** OBJECTIVE **
Repeat the listing in full, word for word.

[Stored records]
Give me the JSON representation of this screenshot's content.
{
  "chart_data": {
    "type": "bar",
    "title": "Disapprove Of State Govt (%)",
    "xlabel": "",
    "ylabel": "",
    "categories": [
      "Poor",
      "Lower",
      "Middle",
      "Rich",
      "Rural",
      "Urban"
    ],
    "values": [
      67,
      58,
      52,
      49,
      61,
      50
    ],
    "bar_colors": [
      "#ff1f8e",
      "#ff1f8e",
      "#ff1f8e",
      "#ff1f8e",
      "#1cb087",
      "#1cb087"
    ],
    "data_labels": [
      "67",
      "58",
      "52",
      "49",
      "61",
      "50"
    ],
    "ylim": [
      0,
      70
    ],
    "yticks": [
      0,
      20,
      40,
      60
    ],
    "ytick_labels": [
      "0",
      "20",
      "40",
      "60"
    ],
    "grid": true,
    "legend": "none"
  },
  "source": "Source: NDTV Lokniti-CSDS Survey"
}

** PROBLEM SOLUTION **
Give me the JSON representation of this screenshot's content.
{
  "chart_data": {
    "type": "bar",
    "title": "Disapprove Of State Govt (%)",
    "xlabel": "",
    "ylabel": "",
    "categories": [
      "Poor",
      "Lower",
      "Middle",
      "Rich",
      "Rural",
      "Urban"
    ],
    "values": [
      67,
      58,
      52,
      49,
      61,
      50
    ],
    "bar_colors": [
      "#ff1f8e",
      "#ff1f8e",
      "#ff1f8e",
      "#ff1f8e",
      "#1cb087",
      "#1cb087"
    ],
    "data_labels": [
      "67",
      "58",
      "52",
      "49",
      "61",
      "50"
    ],
    "ylim": [
      0,
      70
    ],
    "yticks": [
      0,
      20,
      40,
      60
    ],
    "ytick_labels": [
      "0",
      "20",
      "40",
      "60"
    ],
    "grid": true,
    "legend": "none"
  },
  "source": "Source: NDTV Lokniti-CSDS Survey"
}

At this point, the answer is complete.